**REQUIRED TASK**
Below are some records; give them all again exactly, but not the pictures.

[start of EXTRACTED INFORMATION]

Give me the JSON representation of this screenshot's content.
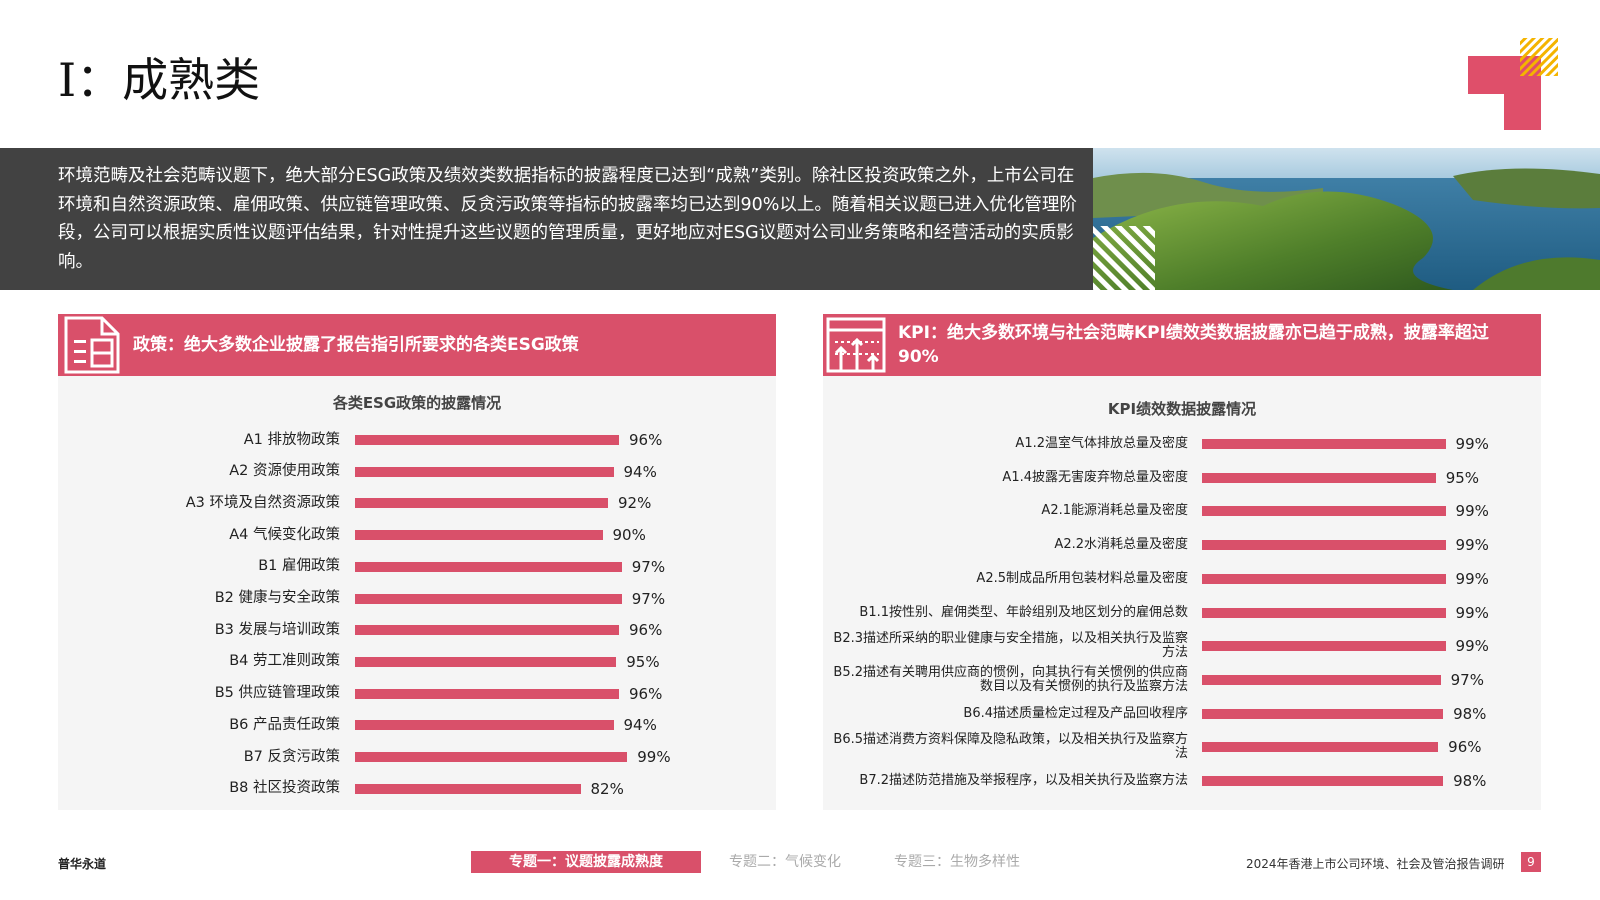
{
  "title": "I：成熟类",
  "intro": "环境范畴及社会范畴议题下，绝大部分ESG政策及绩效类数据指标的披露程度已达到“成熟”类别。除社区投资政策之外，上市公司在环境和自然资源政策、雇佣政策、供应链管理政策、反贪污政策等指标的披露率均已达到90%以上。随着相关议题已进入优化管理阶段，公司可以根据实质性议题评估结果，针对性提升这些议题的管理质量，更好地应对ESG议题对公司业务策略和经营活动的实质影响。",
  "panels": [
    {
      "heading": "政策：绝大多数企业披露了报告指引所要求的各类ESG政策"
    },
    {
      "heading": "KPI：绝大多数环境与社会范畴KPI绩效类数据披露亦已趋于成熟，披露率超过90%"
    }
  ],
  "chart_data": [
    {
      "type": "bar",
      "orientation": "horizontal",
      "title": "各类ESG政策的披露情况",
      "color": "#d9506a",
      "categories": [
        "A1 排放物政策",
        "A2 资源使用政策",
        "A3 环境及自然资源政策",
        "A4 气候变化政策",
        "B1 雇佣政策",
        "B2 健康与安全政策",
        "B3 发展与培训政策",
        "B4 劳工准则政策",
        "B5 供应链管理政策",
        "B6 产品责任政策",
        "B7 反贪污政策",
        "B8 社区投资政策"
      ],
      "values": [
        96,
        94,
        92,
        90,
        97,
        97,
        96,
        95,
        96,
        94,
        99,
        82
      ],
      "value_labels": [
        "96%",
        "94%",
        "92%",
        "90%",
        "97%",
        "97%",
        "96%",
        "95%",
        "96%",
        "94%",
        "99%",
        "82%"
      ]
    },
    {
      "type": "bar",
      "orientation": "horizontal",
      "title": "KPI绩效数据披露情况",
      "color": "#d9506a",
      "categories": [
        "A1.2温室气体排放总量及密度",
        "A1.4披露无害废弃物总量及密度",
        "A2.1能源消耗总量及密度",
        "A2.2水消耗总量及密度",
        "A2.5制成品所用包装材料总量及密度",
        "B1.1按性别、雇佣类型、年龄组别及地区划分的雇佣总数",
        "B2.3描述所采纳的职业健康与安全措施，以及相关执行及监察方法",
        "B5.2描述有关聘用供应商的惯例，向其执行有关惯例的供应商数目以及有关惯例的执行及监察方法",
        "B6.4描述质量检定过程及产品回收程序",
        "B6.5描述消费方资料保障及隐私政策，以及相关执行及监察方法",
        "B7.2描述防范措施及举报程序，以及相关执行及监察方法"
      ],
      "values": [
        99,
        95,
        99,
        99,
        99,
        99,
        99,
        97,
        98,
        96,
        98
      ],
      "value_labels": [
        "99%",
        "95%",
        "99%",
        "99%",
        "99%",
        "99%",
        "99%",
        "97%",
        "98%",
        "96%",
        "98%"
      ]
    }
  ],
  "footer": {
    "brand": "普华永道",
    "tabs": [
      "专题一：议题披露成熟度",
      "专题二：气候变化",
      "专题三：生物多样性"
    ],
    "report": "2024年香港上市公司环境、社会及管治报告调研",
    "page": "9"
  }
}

[end of EXTRACTED INFORMATION]

**FINAL ANSWER**
Give me the JSON representation of this screenshot's content.
{
  "title": "I：成熟类",
  "intro": "环境范畴及社会范畴议题下，绝大部分ESG政策及绩效类数据指标的披露程度已达到“成熟”类别。除社区投资政策之外，上市公司在环境和自然资源政策、雇佣政策、供应链管理政策、反贪污政策等指标的披露率均已达到90%以上。随着相关议题已进入优化管理阶段，公司可以根据实质性议题评估结果，针对性提升这些议题的管理质量，更好地应对ESG议题对公司业务策略和经营活动的实质影响。",
  "panels": [
    {
      "heading": "政策：绝大多数企业披露了报告指引所要求的各类ESG政策"
    },
    {
      "heading": "KPI：绝大多数环境与社会范畴KPI绩效类数据披露亦已趋于成熟，披露率超过90%"
    }
  ],
  "chart_data": [
    {
      "type": "bar",
      "orientation": "horizontal",
      "title": "各类ESG政策的披露情况",
      "color": "#d9506a",
      "categories": [
        "A1 排放物政策",
        "A2 资源使用政策",
        "A3 环境及自然资源政策",
        "A4 气候变化政策",
        "B1 雇佣政策",
        "B2 健康与安全政策",
        "B3 发展与培训政策",
        "B4 劳工准则政策",
        "B5 供应链管理政策",
        "B6 产品责任政策",
        "B7 反贪污政策",
        "B8 社区投资政策"
      ],
      "values": [
        96,
        94,
        92,
        90,
        97,
        97,
        96,
        95,
        96,
        94,
        99,
        82
      ],
      "value_labels": [
        "96%",
        "94%",
        "92%",
        "90%",
        "97%",
        "97%",
        "96%",
        "95%",
        "96%",
        "94%",
        "99%",
        "82%"
      ]
    },
    {
      "type": "bar",
      "orientation": "horizontal",
      "title": "KPI绩效数据披露情况",
      "color": "#d9506a",
      "categories": [
        "A1.2温室气体排放总量及密度",
        "A1.4披露无害废弃物总量及密度",
        "A2.1能源消耗总量及密度",
        "A2.2水消耗总量及密度",
        "A2.5制成品所用包装材料总量及密度",
        "B1.1按性别、雇佣类型、年龄组别及地区划分的雇佣总数",
        "B2.3描述所采纳的职业健康与安全措施，以及相关执行及监察方法",
        "B5.2描述有关聘用供应商的惯例，向其执行有关惯例的供应商数目以及有关惯例的执行及监察方法",
        "B6.4描述质量检定过程及产品回收程序",
        "B6.5描述消费方资料保障及隐私政策，以及相关执行及监察方法",
        "B7.2描述防范措施及举报程序，以及相关执行及监察方法"
      ],
      "values": [
        99,
        95,
        99,
        99,
        99,
        99,
        99,
        97,
        98,
        96,
        98
      ],
      "value_labels": [
        "99%",
        "95%",
        "99%",
        "99%",
        "99%",
        "99%",
        "99%",
        "97%",
        "98%",
        "96%",
        "98%"
      ]
    }
  ],
  "footer": {
    "brand": "普华永道",
    "tabs": [
      "专题一：议题披露成熟度",
      "专题二：气候变化",
      "专题三：生物多样性"
    ],
    "report": "2024年香港上市公司环境、社会及管治报告调研",
    "page": "9"
  }
}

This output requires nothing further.